_PROVIDED INFORMATION_:
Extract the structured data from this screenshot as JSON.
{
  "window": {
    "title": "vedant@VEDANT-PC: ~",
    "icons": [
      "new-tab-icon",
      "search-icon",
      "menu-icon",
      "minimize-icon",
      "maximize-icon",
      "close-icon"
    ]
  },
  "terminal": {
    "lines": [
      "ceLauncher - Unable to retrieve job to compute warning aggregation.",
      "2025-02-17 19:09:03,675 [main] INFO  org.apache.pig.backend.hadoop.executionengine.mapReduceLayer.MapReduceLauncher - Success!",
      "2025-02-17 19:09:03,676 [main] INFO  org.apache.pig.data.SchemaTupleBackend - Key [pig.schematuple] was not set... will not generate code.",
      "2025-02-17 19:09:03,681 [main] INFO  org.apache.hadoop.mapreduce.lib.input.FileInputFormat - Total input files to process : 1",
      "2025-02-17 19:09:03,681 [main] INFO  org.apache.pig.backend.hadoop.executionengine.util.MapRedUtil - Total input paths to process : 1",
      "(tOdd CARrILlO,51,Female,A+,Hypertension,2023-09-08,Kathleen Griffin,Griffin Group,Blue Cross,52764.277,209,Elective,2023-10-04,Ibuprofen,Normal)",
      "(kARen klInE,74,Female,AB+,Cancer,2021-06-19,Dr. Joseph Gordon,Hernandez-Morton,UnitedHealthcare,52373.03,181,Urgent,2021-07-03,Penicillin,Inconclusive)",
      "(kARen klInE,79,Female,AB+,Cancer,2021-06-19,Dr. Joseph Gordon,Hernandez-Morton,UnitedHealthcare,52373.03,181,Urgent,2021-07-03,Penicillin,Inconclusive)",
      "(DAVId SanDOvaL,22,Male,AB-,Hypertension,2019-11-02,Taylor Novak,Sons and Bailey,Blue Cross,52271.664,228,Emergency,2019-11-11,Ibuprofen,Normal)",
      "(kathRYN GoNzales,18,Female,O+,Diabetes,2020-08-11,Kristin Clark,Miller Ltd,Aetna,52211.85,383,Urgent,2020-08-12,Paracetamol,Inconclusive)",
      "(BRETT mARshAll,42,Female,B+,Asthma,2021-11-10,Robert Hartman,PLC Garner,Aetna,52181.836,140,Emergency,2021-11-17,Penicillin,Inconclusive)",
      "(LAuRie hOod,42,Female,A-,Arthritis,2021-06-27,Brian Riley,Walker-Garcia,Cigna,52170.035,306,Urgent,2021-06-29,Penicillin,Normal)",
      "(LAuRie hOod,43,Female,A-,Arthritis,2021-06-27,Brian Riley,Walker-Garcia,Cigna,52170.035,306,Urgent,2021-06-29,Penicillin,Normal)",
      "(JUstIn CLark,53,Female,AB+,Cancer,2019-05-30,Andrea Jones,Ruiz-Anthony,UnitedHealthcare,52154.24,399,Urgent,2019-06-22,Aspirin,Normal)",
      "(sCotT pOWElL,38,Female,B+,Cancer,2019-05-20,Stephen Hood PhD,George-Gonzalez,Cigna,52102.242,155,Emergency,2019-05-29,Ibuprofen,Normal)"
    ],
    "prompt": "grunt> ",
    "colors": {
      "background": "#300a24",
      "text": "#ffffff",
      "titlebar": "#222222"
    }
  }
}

--

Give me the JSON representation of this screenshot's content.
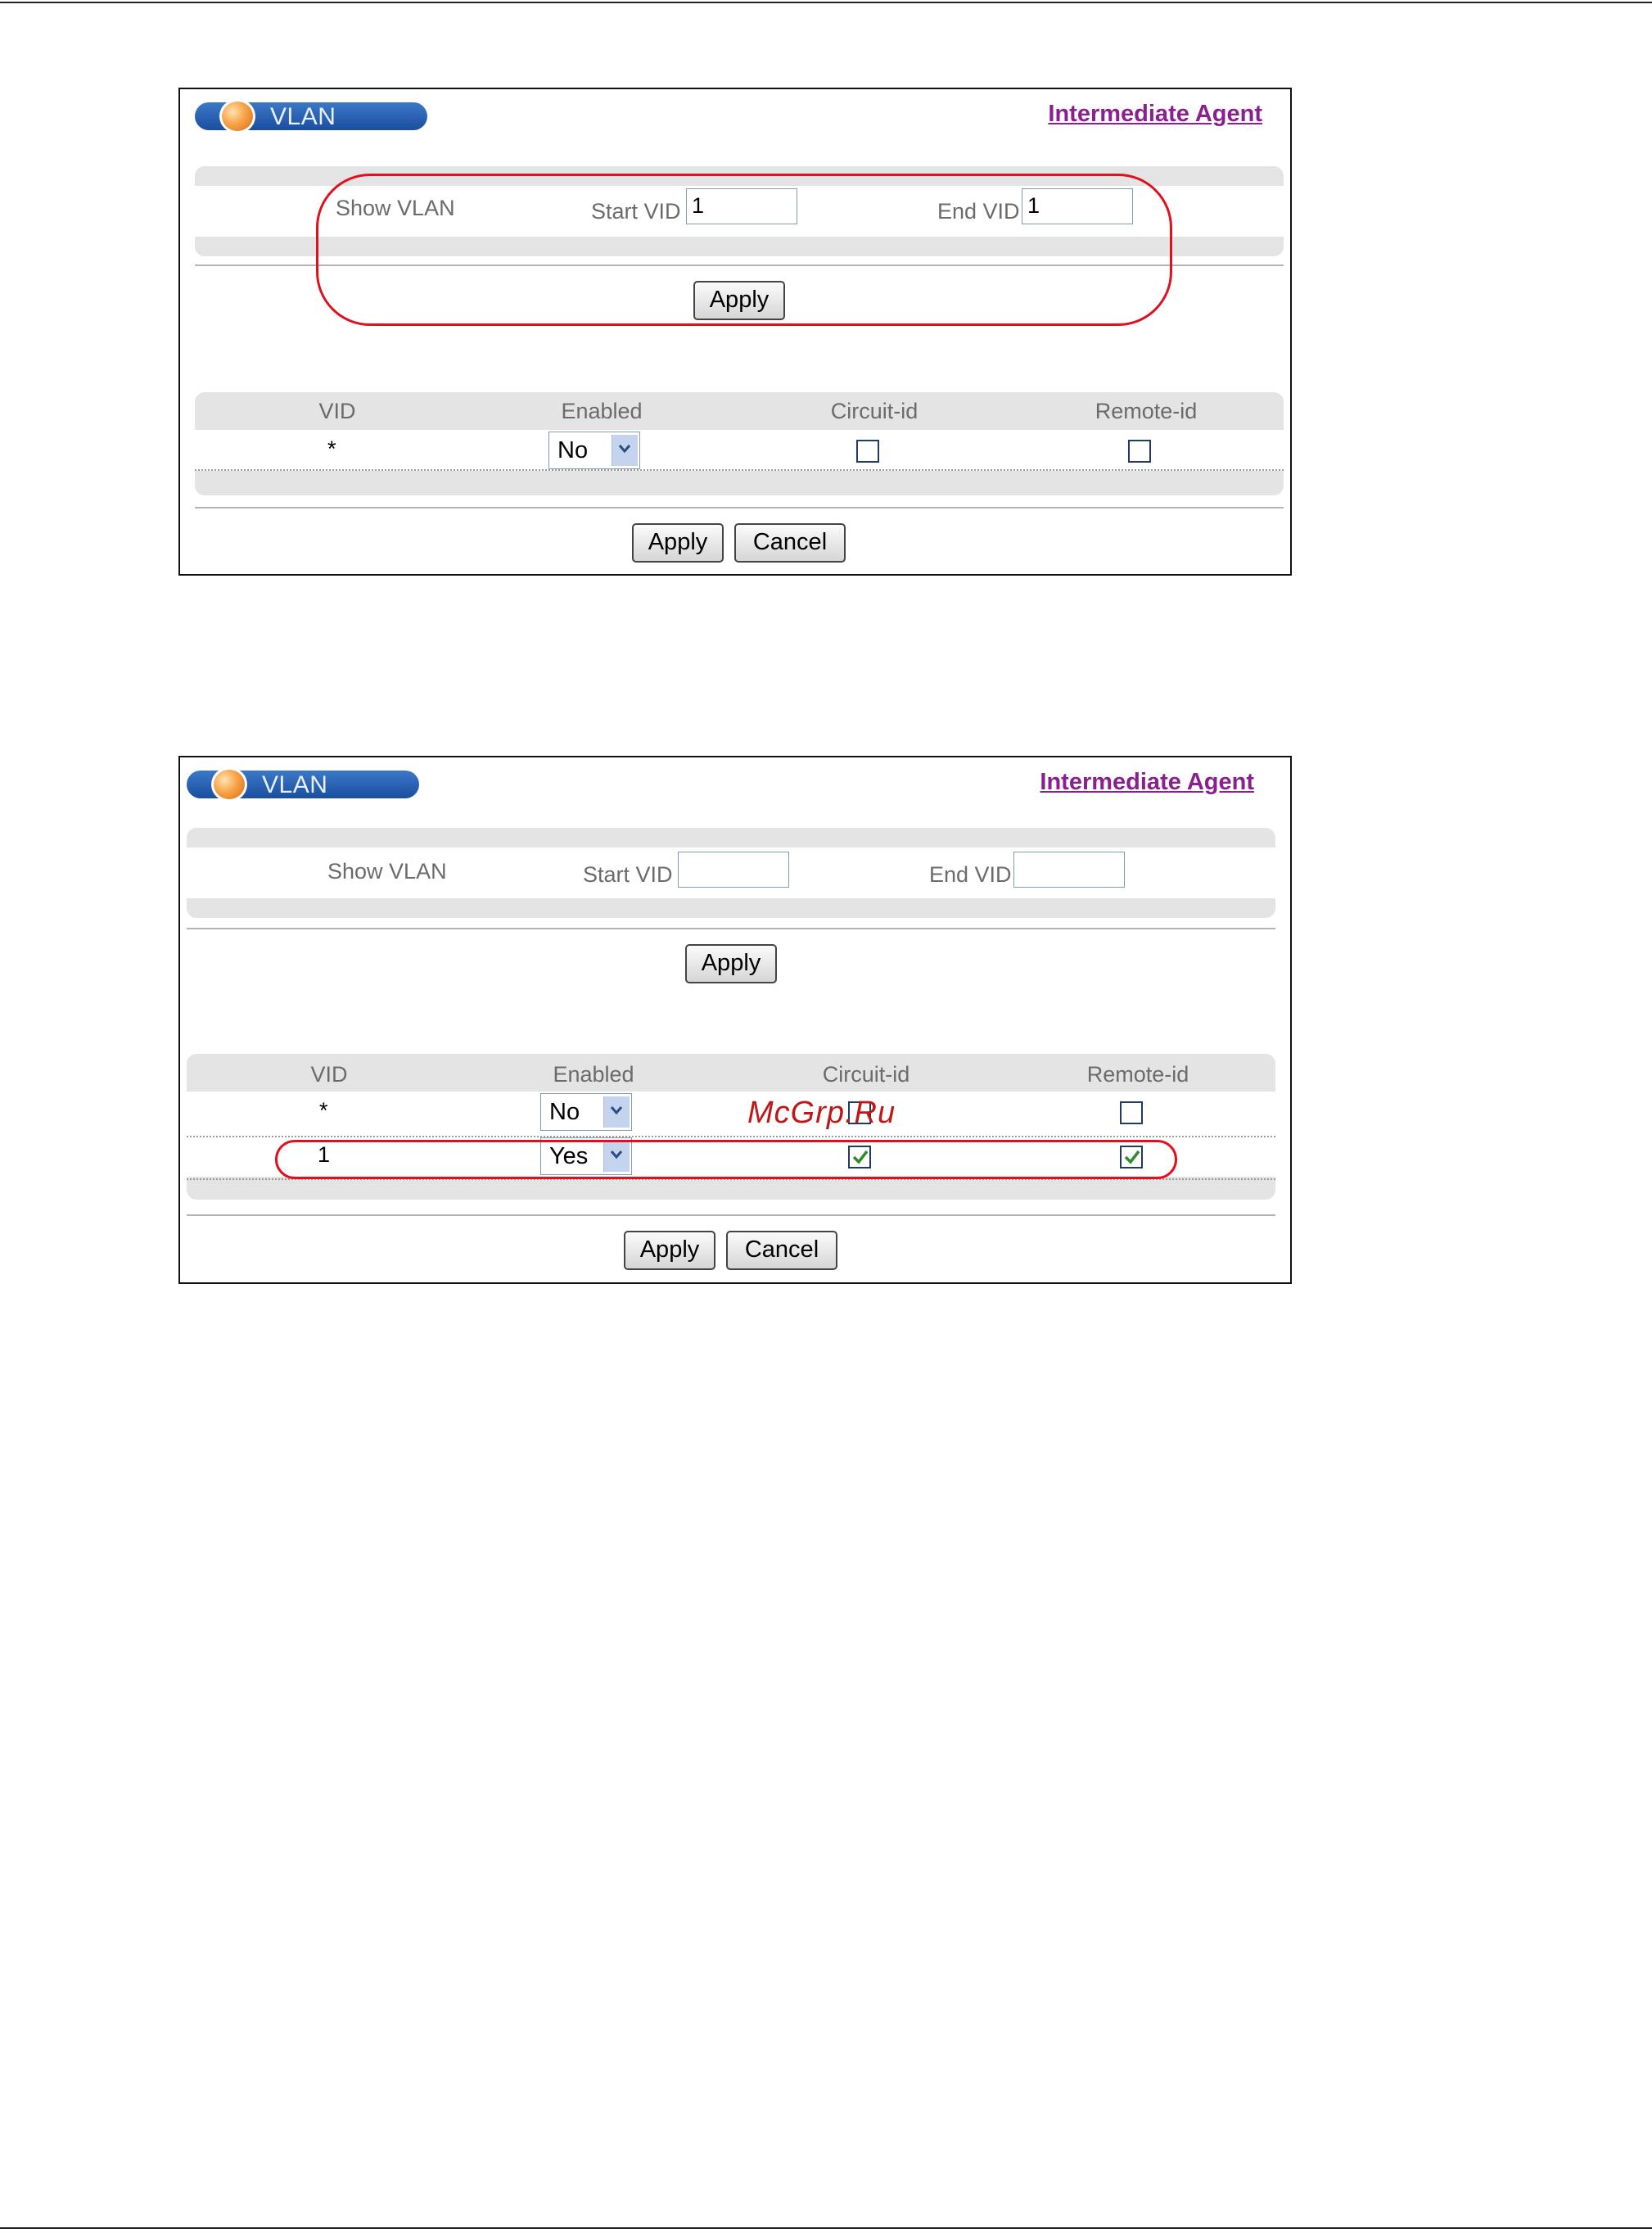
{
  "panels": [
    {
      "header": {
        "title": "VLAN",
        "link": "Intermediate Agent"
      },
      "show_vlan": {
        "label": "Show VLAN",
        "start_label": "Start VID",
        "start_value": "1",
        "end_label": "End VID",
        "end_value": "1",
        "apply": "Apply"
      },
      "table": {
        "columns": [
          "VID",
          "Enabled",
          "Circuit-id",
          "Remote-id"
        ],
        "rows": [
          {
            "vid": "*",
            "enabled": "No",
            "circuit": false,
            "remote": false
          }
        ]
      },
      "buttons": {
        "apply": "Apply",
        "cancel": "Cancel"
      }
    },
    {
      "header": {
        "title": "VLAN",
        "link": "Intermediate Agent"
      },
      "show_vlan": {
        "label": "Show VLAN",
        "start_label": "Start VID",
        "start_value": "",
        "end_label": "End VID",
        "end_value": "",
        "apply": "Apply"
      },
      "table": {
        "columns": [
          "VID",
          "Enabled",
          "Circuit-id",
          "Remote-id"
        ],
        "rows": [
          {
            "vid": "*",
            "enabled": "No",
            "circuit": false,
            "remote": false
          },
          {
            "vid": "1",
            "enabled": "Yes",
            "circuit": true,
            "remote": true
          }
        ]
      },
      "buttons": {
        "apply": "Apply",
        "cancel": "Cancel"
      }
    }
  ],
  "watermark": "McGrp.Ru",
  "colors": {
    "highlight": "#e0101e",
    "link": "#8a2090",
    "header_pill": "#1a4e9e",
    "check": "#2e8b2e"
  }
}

==

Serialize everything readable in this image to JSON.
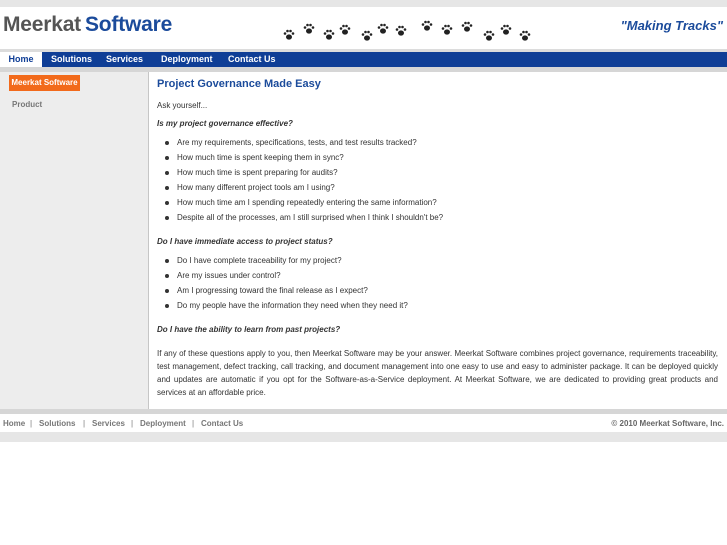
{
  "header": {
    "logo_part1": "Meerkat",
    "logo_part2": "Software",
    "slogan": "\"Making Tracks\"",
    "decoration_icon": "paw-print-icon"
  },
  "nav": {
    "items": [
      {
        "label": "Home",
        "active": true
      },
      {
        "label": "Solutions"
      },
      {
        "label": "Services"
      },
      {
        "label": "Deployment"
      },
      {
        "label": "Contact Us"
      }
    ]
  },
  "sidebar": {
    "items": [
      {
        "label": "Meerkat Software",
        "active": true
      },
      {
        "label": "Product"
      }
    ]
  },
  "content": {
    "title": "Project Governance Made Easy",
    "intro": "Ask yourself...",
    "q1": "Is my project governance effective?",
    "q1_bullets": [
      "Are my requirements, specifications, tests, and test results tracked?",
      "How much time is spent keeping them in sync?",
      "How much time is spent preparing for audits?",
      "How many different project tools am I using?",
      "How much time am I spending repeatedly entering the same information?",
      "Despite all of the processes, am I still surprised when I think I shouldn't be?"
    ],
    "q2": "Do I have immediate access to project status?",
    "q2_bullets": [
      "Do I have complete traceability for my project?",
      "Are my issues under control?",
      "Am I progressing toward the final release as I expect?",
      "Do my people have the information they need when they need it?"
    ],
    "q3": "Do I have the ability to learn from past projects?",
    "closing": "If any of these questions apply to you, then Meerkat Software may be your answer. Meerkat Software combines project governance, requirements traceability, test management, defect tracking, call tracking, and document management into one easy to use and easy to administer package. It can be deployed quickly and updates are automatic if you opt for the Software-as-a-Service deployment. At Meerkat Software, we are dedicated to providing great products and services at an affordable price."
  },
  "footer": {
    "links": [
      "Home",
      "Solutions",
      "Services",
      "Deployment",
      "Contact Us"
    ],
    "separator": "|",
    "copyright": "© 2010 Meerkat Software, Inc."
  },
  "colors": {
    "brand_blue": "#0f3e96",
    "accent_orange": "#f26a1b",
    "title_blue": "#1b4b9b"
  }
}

_PROBLEM TO WORK ON_:
Copy all lines from the listing that contain "have".

_EXPECTED ANSWER_:
    "q2": "Do I have immediate access to project status?",
      "Do I have complete traceability for my project?",
      "Do my people have the information they need when they need it?"
    "q3": "Do I have the ability to learn from past projects?",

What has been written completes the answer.